Written request: Using the records below, locate all lines containing "paras" and return them.
* START Record list *
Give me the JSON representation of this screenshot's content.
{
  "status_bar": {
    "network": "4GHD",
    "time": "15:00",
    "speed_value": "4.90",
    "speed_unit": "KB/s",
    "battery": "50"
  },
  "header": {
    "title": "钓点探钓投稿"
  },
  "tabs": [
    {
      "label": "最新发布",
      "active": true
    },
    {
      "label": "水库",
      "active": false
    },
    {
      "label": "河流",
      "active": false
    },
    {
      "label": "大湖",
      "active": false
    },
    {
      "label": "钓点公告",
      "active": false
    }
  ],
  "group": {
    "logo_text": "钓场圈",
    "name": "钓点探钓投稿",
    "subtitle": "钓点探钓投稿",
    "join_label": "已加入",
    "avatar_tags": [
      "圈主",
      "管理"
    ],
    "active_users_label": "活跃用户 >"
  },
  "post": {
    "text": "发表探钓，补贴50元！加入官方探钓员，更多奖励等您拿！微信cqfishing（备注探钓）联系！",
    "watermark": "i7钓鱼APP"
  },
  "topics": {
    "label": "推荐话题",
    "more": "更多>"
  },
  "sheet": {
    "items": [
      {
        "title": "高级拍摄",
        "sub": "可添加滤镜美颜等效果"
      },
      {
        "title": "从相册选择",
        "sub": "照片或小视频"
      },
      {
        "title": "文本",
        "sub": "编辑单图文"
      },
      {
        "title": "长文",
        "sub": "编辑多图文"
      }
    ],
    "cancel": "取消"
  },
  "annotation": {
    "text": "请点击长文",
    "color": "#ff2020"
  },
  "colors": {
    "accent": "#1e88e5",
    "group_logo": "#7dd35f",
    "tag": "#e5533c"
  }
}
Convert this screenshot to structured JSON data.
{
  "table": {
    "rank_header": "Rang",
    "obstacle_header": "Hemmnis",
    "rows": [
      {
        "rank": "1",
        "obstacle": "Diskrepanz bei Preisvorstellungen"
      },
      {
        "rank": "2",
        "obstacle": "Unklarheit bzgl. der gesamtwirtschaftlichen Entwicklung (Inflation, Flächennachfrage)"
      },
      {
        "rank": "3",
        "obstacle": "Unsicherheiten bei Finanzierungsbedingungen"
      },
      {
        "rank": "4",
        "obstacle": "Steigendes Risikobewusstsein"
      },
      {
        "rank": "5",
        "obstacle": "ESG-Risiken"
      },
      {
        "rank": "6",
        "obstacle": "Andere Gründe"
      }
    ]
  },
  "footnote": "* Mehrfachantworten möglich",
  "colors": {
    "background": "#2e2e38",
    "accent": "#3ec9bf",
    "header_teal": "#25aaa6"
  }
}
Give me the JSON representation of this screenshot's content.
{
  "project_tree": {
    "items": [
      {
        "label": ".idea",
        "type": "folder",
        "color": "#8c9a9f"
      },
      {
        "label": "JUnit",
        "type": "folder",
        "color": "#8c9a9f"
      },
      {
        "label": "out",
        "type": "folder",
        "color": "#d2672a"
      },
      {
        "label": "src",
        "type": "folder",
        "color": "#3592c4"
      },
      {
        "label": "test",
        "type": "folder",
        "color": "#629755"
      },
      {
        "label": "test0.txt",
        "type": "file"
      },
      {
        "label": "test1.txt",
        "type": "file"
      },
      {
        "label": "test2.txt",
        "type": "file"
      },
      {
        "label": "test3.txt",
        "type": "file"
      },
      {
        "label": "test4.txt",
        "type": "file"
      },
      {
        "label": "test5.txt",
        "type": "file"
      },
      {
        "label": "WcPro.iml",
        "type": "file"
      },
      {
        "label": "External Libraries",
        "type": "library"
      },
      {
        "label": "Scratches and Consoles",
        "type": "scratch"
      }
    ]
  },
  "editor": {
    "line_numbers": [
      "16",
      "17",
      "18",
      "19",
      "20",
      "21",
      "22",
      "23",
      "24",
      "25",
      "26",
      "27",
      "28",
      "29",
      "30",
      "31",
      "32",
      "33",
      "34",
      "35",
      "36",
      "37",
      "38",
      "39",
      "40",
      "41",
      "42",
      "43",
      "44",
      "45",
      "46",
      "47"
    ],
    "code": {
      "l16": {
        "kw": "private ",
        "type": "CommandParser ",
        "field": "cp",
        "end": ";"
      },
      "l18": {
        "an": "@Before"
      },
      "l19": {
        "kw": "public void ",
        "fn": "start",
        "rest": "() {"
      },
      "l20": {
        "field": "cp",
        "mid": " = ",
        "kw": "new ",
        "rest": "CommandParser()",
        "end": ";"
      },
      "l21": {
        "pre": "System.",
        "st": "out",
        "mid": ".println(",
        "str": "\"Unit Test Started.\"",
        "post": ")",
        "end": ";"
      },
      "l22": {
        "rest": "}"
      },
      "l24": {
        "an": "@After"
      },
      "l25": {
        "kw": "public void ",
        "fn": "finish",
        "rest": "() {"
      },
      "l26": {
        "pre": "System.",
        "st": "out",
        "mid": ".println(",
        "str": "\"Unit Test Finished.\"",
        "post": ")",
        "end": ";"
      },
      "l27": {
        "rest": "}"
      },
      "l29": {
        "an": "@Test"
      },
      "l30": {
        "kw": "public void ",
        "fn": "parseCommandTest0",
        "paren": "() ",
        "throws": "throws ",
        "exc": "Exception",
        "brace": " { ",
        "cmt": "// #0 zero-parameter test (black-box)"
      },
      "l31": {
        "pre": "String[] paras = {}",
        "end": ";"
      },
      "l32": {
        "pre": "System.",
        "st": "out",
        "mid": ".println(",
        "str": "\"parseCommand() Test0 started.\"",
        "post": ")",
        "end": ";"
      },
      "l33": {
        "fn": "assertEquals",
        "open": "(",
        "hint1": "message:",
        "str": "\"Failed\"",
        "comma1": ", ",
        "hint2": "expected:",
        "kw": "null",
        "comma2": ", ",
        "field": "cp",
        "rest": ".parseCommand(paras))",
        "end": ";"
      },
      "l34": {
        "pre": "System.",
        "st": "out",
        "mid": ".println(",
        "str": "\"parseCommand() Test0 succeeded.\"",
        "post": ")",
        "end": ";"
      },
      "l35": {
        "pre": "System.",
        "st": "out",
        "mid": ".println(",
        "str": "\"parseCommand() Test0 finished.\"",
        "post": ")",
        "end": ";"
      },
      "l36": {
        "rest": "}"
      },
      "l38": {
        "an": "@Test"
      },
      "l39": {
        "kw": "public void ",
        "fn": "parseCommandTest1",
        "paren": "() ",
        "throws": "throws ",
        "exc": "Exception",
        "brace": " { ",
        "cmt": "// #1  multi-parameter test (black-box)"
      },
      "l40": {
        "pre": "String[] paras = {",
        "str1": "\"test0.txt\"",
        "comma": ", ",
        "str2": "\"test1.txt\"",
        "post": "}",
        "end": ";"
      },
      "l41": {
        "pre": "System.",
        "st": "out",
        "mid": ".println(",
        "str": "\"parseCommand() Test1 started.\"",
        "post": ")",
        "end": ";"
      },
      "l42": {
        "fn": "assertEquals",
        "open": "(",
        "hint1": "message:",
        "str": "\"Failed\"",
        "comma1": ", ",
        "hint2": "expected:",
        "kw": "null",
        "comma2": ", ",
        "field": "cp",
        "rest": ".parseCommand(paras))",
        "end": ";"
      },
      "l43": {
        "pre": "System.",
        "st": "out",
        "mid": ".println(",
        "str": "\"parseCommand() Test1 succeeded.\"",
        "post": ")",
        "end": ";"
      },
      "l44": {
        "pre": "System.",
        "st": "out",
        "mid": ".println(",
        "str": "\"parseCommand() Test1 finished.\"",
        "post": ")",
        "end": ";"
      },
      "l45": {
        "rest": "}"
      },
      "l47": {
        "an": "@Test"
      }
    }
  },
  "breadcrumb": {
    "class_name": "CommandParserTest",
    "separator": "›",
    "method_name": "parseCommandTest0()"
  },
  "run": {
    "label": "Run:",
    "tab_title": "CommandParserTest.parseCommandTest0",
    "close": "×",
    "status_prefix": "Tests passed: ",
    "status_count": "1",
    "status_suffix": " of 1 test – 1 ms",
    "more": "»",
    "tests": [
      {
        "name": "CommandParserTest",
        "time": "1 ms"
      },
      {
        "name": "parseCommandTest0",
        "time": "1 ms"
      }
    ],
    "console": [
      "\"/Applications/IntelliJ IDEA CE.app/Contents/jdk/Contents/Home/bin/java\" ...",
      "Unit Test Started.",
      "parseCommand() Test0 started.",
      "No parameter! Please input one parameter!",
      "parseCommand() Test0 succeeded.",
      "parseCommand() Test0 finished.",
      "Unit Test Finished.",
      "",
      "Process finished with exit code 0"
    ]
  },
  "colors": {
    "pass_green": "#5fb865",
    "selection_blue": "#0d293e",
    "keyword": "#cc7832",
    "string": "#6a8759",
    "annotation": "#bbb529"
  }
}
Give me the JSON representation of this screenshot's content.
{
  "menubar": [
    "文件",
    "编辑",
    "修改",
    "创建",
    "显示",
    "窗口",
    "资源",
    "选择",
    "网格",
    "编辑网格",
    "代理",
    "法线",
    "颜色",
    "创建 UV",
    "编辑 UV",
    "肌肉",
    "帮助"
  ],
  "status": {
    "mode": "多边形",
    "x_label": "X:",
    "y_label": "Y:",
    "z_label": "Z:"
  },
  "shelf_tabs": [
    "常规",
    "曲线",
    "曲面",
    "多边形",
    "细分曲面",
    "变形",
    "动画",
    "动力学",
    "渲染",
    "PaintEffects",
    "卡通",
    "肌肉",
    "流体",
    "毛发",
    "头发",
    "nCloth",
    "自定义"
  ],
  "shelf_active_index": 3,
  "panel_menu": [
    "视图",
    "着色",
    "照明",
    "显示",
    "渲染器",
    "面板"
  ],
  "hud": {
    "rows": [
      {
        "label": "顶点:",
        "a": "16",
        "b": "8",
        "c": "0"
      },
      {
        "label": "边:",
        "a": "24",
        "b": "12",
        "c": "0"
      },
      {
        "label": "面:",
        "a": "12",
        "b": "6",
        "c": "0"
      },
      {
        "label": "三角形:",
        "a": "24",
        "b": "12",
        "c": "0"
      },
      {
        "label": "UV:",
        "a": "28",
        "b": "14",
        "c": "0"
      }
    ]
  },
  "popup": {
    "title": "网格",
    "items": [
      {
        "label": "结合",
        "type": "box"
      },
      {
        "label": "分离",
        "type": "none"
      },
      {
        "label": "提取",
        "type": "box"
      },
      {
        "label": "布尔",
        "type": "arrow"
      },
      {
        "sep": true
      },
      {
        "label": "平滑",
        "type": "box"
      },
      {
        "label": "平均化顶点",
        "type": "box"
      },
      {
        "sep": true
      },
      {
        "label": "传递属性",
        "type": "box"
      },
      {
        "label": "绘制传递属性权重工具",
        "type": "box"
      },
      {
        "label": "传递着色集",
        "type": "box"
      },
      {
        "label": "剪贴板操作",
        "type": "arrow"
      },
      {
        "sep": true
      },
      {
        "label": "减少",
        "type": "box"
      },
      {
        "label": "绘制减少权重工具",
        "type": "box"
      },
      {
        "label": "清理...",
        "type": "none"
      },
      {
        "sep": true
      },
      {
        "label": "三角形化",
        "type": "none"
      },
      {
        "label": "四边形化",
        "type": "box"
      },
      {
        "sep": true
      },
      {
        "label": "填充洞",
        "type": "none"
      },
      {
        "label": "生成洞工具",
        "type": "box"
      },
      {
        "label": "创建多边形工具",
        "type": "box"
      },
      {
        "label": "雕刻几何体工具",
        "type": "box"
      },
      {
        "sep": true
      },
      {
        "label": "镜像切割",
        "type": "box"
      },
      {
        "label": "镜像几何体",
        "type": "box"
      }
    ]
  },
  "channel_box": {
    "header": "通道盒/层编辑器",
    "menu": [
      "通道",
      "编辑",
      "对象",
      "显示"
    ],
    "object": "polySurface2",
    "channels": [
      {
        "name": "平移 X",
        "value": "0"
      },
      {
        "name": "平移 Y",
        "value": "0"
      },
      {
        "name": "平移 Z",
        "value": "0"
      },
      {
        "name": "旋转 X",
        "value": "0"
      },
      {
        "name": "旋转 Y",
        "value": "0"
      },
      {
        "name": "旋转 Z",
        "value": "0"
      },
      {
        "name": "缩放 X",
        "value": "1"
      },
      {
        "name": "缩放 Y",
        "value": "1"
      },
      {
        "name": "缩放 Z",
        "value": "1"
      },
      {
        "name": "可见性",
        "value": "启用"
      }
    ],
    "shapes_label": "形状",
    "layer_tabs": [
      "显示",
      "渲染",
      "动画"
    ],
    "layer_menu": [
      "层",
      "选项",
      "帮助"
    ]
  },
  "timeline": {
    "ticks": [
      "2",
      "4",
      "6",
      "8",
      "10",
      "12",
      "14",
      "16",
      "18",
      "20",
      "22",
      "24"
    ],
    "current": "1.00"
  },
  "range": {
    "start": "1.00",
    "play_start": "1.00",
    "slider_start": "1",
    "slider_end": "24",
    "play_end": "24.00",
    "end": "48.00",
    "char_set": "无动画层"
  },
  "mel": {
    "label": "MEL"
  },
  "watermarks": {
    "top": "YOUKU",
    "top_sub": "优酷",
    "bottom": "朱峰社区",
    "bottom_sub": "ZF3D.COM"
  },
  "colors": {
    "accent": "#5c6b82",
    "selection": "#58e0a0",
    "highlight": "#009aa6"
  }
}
* END Record list *
Exercise output:
        "pre": "String[] paras = {}",
        "rest": ".parseCommand(paras))",
        "pre": "String[] paras = {",
        "rest": ".parseCommand(paras))",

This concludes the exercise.